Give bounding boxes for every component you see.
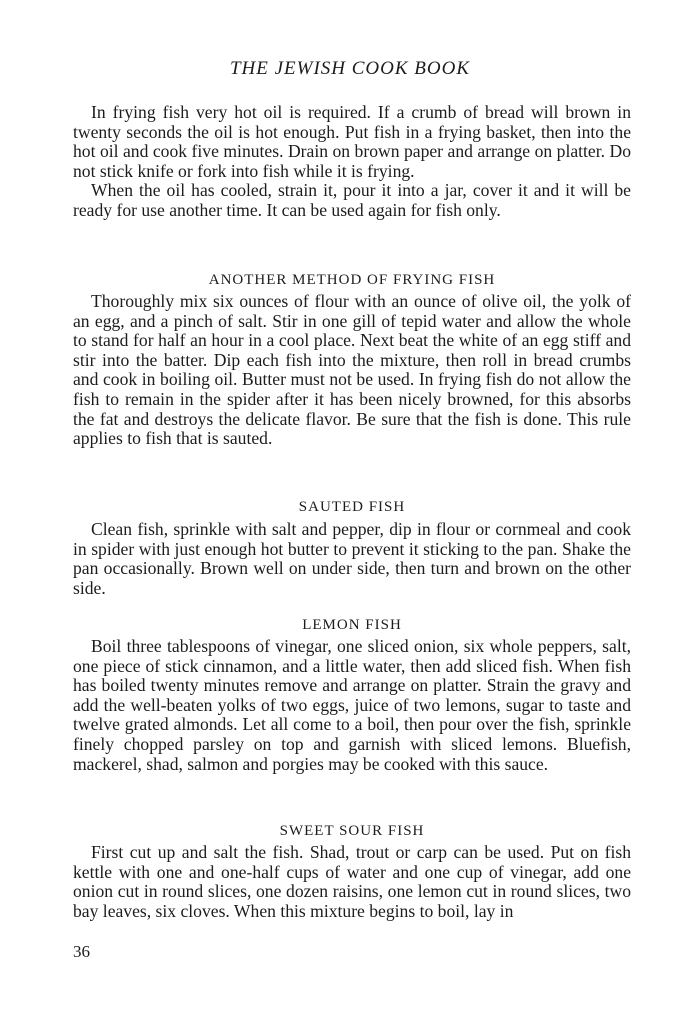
heading-lemon-fish: LEMON FISH (302, 617, 402, 633)
another-method-paragraph: Thoroughly mix six ounces of flour with an ounce of olive oil, the yolk of an egg, and a pinch of salt. Stir in one gill of tepid water and allow the whole to stand for half an hour in a cool place. Next beat the white of an egg stiff and stir into the batter. Dip each fish into the mixture, then roll in bread crumbs and cook in boiling oil. Butter must not be used. In frying fish do not allow the fish to remain in the spider after it has been nicely browned, for this absorbs the fat and destroys the delicate flavor. Be sure that the fish is done. This rule applies to fish that is sauted. (73, 291, 631, 449)
running-head: THE JEWISH COOK BOOK (229, 58, 471, 79)
another-method-text (73, 292, 631, 449)
intro-paragraph-2: When the oil has cooled, strain it, pour it into a jar, cover it and it will be ready for use another time. It can be used again for fish only. (73, 180, 631, 220)
heading-sauted-fish: SAUTED FISH (298, 499, 406, 515)
heading-another-method: ANOTHER METHOD OF FRYING FISH (208, 272, 496, 288)
sauted-fish-text (73, 520, 631, 598)
sweet-sour-fish-paragraph: First cut up and salt the fish. Shad, trout or carp can be used. Put on fish kettle with one and one-half cups of water and one cup of vinegar, add one onion cut in round slices, one dozen raisins, one lemon cut in round slices, two bay leaves, six cloves. When this mixture begins to boil, lay in (73, 842, 631, 921)
page-number: 36 (73, 942, 90, 961)
intro-paragraph-1: In frying fish very hot oil is required. If a crumb of bread will brown in twenty seconds the oil is hot enough. Put fish in a frying basket, then into the hot oil and cook five minutes. Drain on brown paper and arrange on platter. Do not stick knife or fork into fish while it is frying. (73, 102, 631, 181)
sauted-fish-paragraph: Clean fish, sprinkle with salt and pepper, dip in flour or cornmeal and cook in spider with just enough hot butter to prevent it sticking to the pan. Shake the pan occasionally. Brown well on under side, then turn and brown on the other side. (73, 519, 631, 598)
sweet-sour-fish-text (73, 843, 631, 921)
lemon-fish-paragraph: Boil three tablespoons of vinegar, one sliced onion, six whole peppers, salt, one piece of stick cinnamon, and a little water, then add sliced fish. When fish has boiled twenty minutes remove and arrange on platter. Strain the gravy and add the well-beaten yolks of two eggs, juice of two lemons, sugar to taste and twelve grated almonds. Let all come to a boil, then pour over the fish, sprinkle finely chopped parsley on top and garnish with sliced lemons. Bluefish, mackerel, shad, salmon and porgies may be cooked with this sauce. (73, 636, 631, 774)
heading-sweet-sour-fish: SWEET SOUR FISH (279, 823, 425, 839)
intro-text (73, 103, 631, 221)
lemon-fish-text (73, 637, 631, 774)
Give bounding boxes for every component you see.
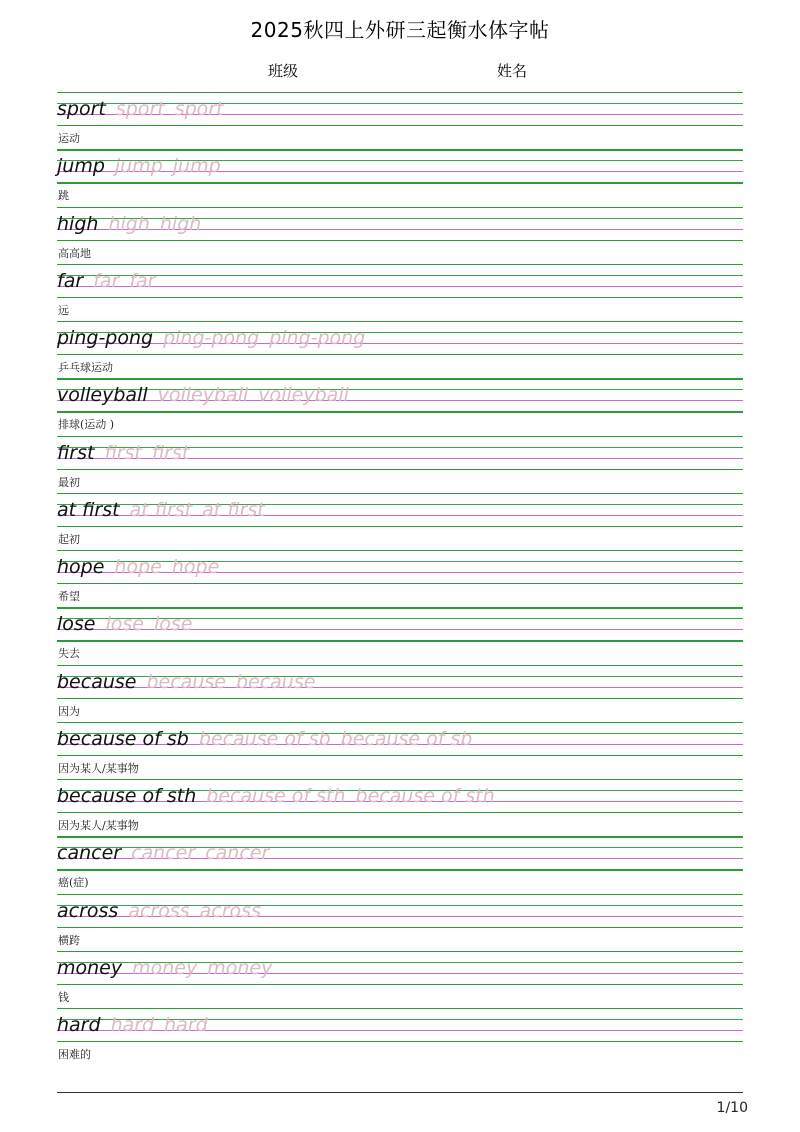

════════════════════

▸ TASK
Pull out every row above that contains the string "text", and copy each one in full.

▸ EXPECTED ANSWER
another-method-text (73, 292, 631, 449)
sauted-fish-text (73, 520, 631, 598)
sweet-sour-fish-text (73, 843, 631, 921)
intro-text (73, 103, 631, 221)
lemon-fish-text (73, 637, 631, 774)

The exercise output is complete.